Problem requirements. Search the material and gather each line with "What" in it.

___ Dataset excerpts ___

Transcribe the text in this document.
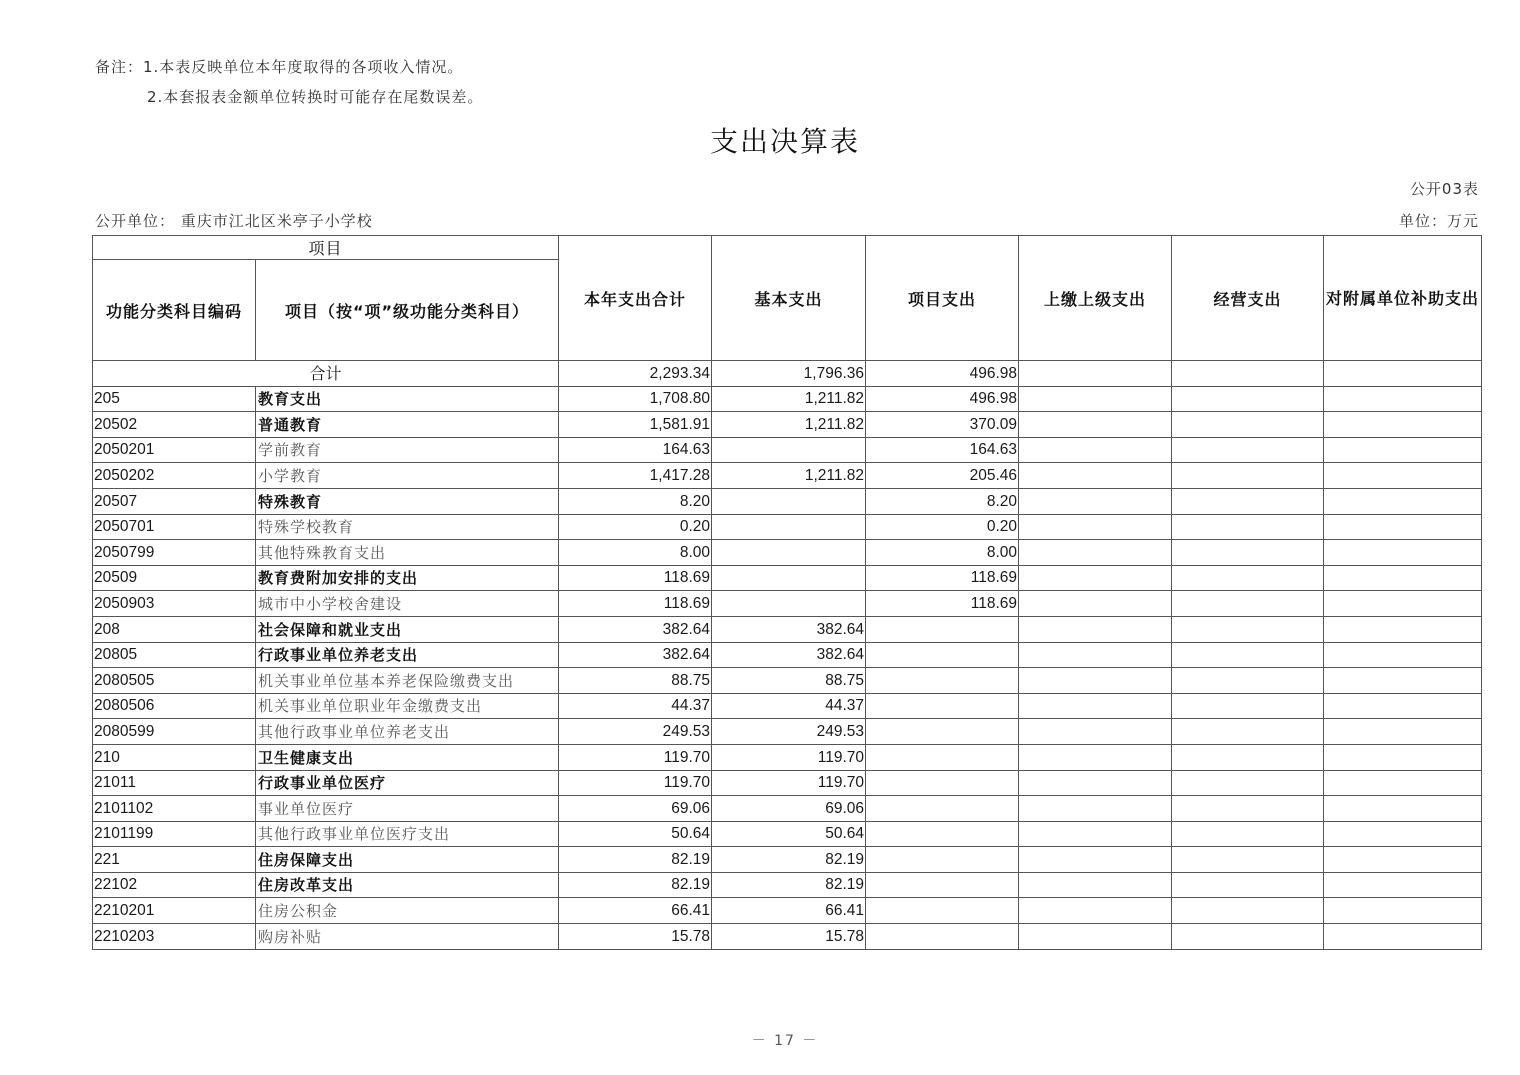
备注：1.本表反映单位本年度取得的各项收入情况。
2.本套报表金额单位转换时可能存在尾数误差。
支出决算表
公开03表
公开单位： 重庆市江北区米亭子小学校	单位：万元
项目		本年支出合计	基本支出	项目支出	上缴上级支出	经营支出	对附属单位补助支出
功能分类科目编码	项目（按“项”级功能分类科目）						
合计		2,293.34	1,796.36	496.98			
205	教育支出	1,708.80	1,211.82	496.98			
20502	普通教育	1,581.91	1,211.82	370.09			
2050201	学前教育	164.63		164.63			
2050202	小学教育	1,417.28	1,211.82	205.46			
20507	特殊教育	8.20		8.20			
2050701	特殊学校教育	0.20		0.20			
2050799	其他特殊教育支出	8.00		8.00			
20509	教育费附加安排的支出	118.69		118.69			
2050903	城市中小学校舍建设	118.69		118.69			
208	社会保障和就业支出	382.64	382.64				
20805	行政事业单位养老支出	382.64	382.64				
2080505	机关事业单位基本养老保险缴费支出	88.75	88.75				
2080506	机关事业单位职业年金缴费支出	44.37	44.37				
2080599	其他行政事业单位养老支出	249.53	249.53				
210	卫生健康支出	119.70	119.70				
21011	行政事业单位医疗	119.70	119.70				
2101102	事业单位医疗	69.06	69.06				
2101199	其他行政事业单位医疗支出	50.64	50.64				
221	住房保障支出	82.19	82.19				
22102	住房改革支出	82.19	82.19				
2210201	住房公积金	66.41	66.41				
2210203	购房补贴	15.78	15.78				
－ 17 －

___
___ Dataset excerpts ___

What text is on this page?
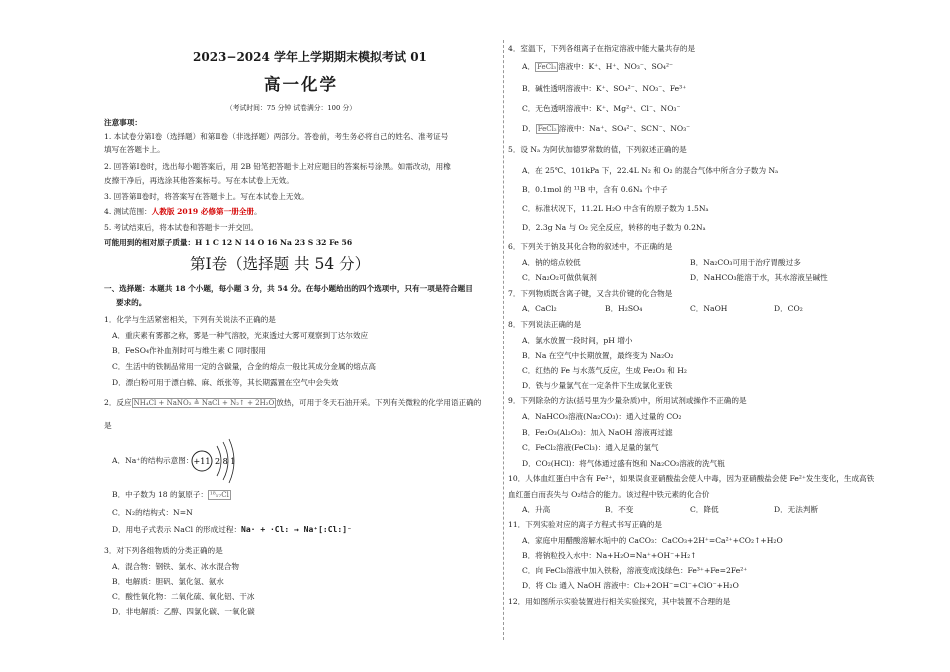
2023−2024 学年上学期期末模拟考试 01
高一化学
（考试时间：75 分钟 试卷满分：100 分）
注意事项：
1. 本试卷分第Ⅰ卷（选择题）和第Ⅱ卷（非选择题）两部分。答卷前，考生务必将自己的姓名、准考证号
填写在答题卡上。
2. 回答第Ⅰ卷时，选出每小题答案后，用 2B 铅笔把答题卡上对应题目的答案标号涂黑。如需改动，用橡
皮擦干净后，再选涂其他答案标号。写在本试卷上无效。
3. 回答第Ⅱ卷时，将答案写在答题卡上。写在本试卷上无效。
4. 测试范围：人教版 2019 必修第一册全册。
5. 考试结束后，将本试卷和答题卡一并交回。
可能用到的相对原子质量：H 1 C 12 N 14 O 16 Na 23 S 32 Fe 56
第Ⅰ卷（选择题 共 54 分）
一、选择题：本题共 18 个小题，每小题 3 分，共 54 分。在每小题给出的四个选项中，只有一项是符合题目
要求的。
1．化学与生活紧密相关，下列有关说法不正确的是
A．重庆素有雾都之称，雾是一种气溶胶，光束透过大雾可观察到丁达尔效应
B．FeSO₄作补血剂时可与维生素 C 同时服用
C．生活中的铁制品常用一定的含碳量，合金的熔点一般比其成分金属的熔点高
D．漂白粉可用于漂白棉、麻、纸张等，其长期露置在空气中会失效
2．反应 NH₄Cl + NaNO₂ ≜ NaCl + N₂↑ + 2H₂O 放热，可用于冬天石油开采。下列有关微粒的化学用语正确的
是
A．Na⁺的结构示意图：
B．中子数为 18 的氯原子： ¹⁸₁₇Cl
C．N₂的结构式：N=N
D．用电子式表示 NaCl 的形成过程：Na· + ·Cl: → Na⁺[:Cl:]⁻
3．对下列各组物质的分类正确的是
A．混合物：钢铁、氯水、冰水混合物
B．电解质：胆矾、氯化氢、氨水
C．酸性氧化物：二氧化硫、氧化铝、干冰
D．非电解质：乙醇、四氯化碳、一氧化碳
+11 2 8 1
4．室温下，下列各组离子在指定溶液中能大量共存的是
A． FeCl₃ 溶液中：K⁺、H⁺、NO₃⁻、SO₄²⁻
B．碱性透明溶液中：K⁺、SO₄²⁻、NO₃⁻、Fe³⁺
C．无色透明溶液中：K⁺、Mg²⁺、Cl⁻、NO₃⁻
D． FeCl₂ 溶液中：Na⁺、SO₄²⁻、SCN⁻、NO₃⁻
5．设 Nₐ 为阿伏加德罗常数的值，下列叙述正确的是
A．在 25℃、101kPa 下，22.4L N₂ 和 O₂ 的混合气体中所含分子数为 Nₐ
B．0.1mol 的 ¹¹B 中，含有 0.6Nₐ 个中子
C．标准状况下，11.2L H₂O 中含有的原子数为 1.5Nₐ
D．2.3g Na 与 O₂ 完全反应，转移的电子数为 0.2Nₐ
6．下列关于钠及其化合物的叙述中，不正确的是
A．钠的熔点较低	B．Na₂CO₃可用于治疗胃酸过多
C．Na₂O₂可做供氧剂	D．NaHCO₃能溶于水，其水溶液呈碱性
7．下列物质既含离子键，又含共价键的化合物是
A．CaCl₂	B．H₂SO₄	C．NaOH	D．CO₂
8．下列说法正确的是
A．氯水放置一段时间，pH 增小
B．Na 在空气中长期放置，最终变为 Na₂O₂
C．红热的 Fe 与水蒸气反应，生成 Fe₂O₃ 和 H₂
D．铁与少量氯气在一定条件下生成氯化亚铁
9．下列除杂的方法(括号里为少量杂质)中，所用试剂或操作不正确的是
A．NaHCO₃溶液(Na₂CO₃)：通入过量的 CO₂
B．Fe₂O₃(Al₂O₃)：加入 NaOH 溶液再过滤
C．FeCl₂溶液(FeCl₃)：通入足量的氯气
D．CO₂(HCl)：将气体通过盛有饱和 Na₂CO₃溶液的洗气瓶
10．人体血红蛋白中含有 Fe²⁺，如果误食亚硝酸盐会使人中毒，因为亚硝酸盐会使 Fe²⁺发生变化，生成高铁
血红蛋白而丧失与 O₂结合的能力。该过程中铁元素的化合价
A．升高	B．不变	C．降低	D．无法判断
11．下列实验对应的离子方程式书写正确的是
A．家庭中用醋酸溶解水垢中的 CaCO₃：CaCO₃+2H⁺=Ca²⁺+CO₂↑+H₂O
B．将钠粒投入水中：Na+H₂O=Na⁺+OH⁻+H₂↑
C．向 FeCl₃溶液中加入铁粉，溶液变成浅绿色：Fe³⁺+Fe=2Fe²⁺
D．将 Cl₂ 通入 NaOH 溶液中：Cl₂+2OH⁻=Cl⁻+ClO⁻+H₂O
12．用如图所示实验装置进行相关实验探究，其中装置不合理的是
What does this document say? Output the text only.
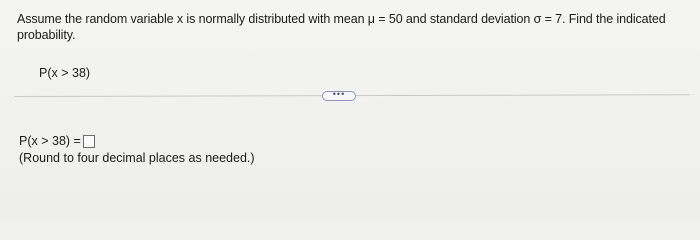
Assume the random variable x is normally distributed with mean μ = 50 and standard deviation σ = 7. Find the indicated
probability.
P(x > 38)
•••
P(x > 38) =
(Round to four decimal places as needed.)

___

Final result.
What text is on this page?
What does this document say? Output the text only.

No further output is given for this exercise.